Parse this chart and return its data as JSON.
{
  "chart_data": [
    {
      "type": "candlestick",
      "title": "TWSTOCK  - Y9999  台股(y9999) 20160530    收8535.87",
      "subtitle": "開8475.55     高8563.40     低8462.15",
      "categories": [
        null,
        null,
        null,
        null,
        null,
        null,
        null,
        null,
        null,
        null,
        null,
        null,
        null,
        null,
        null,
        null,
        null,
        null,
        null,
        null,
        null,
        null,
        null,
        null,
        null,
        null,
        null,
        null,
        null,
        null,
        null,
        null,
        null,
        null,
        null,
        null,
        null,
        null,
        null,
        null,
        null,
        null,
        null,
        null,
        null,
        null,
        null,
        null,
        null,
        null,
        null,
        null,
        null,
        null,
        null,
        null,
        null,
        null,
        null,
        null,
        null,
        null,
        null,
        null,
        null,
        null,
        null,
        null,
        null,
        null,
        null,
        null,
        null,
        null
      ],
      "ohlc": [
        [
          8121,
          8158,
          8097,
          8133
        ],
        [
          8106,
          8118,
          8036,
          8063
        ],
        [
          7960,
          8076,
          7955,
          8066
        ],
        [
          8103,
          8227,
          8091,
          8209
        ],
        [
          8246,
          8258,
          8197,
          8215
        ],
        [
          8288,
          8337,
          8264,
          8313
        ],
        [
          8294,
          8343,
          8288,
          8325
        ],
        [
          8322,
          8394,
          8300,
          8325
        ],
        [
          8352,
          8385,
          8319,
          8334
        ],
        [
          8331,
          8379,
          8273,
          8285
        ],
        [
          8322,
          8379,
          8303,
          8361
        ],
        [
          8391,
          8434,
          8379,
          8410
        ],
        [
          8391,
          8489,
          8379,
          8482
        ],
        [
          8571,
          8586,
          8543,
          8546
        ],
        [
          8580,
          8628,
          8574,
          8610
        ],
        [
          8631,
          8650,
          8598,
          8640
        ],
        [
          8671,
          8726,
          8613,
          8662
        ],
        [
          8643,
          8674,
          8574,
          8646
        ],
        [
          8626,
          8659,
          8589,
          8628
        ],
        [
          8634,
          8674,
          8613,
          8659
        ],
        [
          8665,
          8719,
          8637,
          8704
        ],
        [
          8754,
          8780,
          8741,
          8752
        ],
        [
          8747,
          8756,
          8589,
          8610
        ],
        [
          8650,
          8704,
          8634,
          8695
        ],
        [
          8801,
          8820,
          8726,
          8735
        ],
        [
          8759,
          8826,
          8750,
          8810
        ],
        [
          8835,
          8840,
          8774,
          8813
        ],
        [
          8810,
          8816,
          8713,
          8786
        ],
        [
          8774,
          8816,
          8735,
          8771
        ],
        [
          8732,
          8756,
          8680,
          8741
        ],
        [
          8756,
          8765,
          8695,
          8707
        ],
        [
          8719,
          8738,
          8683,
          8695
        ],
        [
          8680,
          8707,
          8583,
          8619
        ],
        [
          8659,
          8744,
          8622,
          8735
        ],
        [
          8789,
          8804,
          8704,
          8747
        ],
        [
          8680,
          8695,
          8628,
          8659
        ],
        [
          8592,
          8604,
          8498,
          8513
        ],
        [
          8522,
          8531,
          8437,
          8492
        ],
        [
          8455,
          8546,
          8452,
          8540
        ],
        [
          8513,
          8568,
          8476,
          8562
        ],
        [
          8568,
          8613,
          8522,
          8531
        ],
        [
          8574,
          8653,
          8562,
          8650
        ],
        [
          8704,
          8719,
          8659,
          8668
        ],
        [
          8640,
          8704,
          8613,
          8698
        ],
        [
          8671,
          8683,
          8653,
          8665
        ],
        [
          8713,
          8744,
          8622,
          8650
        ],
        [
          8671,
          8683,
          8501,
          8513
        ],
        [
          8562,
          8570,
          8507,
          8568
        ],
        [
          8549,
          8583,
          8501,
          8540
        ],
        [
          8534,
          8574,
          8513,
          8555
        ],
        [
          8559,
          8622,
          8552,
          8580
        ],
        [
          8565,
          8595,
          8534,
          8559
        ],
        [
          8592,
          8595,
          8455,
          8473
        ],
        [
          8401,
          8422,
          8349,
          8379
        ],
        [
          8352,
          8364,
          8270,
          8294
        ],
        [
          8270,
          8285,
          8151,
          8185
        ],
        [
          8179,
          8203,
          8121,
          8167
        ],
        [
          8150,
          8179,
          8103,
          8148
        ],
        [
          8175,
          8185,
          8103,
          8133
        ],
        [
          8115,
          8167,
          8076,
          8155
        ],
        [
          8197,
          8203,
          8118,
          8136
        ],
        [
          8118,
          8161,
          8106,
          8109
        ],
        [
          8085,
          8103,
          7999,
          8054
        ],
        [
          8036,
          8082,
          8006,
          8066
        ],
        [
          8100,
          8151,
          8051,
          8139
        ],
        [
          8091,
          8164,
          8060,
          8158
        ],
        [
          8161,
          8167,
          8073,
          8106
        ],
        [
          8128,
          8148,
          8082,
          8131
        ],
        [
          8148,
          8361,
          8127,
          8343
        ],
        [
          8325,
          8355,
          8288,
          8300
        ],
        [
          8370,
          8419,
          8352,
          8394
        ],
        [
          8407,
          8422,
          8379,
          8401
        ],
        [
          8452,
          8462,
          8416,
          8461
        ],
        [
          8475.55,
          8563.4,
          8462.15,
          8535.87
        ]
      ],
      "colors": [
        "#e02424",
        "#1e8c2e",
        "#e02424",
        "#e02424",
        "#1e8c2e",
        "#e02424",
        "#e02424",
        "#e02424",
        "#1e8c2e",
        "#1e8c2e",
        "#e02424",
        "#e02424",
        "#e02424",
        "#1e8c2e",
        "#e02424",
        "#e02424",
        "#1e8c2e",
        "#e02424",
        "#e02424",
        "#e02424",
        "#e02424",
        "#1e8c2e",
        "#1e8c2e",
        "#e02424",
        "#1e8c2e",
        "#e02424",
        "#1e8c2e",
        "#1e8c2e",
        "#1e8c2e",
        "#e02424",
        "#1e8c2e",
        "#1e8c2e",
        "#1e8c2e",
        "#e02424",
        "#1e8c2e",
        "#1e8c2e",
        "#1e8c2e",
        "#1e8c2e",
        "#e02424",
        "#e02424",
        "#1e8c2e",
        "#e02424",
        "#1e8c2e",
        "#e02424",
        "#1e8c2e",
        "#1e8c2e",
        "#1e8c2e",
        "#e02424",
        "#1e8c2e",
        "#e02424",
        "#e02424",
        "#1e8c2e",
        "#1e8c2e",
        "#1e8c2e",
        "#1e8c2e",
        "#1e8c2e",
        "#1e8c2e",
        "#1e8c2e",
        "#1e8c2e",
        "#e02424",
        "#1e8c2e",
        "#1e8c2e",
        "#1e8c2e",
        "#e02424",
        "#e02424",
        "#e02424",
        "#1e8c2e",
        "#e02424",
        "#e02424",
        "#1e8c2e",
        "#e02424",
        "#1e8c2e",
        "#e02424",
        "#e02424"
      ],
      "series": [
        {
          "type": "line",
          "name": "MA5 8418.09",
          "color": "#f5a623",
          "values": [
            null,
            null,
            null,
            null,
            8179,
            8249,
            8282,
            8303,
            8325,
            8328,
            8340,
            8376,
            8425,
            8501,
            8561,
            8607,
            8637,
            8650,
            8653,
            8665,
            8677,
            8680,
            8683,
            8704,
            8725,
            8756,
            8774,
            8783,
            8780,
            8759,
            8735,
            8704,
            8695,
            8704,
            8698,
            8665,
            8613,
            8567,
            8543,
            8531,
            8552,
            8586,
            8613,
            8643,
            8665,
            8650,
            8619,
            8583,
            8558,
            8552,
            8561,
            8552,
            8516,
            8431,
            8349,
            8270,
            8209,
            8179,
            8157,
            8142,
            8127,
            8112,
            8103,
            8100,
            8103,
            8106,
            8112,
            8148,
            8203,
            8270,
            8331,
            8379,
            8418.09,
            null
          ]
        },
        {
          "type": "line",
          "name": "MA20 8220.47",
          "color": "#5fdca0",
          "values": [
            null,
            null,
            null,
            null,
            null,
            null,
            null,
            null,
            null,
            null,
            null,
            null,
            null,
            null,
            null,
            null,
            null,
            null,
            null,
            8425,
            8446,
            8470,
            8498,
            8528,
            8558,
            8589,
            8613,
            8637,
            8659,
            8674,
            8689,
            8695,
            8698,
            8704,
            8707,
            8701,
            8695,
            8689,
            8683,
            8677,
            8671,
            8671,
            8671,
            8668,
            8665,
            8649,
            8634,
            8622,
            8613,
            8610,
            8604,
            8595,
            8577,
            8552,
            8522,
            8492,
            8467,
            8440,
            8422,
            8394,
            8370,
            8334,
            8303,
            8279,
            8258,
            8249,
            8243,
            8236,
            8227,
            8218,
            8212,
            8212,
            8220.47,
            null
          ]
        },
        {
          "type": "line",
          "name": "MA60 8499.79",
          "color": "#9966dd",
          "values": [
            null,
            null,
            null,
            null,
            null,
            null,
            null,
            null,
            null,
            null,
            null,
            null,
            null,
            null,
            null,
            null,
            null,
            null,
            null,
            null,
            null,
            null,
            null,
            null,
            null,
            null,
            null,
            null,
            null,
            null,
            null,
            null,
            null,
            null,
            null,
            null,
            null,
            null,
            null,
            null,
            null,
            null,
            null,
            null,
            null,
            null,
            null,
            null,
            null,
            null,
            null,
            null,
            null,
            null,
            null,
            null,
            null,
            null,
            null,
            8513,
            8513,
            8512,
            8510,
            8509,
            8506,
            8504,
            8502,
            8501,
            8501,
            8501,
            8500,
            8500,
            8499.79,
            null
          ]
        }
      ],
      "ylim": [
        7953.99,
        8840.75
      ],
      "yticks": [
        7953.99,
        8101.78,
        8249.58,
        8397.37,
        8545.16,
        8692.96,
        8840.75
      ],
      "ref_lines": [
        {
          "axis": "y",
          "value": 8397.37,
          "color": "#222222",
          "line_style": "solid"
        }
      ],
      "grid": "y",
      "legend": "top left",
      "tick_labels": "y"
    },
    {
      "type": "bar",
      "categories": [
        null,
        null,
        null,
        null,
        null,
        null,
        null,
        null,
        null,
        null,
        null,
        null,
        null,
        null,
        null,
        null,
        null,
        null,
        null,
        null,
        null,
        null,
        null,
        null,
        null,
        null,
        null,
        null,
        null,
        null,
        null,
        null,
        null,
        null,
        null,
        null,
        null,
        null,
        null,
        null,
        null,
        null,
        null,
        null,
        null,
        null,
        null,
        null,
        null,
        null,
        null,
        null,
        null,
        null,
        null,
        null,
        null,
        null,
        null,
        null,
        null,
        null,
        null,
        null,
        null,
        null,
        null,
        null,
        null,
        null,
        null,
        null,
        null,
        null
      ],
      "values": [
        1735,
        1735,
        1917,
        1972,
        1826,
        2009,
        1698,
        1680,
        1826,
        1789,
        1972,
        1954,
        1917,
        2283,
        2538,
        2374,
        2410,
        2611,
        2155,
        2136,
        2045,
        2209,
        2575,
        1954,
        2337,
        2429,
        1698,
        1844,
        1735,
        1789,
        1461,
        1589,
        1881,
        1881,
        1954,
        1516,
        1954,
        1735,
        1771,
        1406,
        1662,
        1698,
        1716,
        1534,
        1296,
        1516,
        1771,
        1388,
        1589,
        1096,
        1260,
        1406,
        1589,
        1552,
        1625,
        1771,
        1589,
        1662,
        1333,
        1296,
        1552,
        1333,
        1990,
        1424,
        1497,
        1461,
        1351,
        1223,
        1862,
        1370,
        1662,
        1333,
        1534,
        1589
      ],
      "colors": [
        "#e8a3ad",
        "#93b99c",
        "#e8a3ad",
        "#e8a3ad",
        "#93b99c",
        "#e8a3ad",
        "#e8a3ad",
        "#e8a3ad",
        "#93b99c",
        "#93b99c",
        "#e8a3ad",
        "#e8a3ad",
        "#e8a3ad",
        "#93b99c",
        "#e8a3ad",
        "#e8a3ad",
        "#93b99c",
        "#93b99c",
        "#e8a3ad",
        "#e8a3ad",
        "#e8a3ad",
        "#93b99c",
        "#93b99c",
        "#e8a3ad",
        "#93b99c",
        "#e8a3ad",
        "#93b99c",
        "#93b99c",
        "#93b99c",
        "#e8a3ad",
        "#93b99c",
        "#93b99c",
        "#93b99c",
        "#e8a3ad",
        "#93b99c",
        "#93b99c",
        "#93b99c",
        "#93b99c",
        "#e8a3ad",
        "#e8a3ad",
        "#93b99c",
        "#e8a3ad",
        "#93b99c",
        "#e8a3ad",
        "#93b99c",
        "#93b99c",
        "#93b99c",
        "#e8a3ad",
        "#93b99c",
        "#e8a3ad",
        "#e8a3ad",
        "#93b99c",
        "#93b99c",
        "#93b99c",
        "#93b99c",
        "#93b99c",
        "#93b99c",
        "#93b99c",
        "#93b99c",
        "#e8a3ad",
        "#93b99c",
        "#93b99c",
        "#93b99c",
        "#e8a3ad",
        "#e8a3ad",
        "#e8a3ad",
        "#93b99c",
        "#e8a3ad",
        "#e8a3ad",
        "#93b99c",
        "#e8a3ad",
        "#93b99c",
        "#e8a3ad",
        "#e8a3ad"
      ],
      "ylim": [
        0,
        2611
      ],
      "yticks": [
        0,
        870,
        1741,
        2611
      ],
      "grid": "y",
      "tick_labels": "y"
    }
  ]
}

Stated exercise – Read through the entries and copy every line that includes "name".

Full solution –
          "name": "MA5 8418.09",
          "name": "MA20 8220.47",
          "name": "MA60 8499.79",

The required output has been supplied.